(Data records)
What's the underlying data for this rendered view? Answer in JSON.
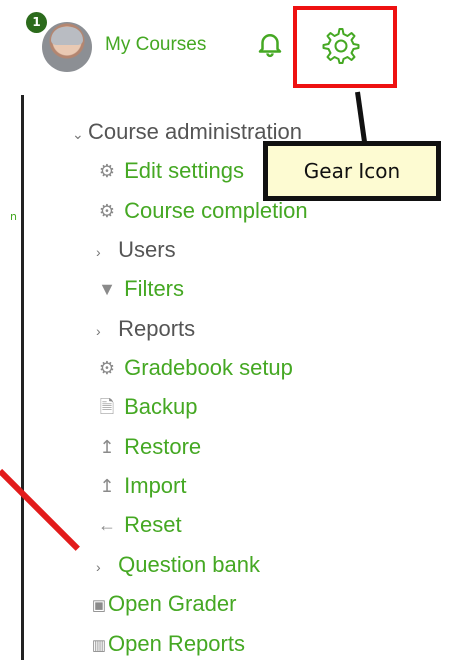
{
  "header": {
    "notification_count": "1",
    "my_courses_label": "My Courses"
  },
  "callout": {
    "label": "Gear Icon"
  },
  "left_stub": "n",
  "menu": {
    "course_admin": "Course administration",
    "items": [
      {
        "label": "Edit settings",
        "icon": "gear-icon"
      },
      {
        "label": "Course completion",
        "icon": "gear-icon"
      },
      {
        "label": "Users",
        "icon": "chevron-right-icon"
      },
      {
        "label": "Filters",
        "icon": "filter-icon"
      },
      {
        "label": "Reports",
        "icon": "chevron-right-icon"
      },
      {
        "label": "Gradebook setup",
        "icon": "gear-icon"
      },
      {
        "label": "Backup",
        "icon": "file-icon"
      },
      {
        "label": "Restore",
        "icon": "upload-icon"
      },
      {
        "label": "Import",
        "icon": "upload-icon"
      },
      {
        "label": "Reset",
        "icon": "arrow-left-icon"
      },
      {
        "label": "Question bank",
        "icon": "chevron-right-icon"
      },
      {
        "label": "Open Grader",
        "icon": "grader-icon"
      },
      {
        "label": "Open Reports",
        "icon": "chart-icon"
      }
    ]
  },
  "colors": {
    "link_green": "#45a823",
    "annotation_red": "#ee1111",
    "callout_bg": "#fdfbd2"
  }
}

_Written instruction_.
Verbatim reproduction of every record is required; images are left out.

_Written solution_.
What's the underlying data for this rendered view? Answer in JSON.
{
  "header": {
    "notification_count": "1",
    "my_courses_label": "My Courses"
  },
  "callout": {
    "label": "Gear Icon"
  },
  "left_stub": "n",
  "menu": {
    "course_admin": "Course administration",
    "items": [
      {
        "label": "Edit settings",
        "icon": "gear-icon"
      },
      {
        "label": "Course completion",
        "icon": "gear-icon"
      },
      {
        "label": "Users",
        "icon": "chevron-right-icon"
      },
      {
        "label": "Filters",
        "icon": "filter-icon"
      },
      {
        "label": "Reports",
        "icon": "chevron-right-icon"
      },
      {
        "label": "Gradebook setup",
        "icon": "gear-icon"
      },
      {
        "label": "Backup",
        "icon": "file-icon"
      },
      {
        "label": "Restore",
        "icon": "upload-icon"
      },
      {
        "label": "Import",
        "icon": "upload-icon"
      },
      {
        "label": "Reset",
        "icon": "arrow-left-icon"
      },
      {
        "label": "Question bank",
        "icon": "chevron-right-icon"
      },
      {
        "label": "Open Grader",
        "icon": "grader-icon"
      },
      {
        "label": "Open Reports",
        "icon": "chart-icon"
      }
    ]
  },
  "colors": {
    "link_green": "#45a823",
    "annotation_red": "#ee1111",
    "callout_bg": "#fdfbd2"
  }
}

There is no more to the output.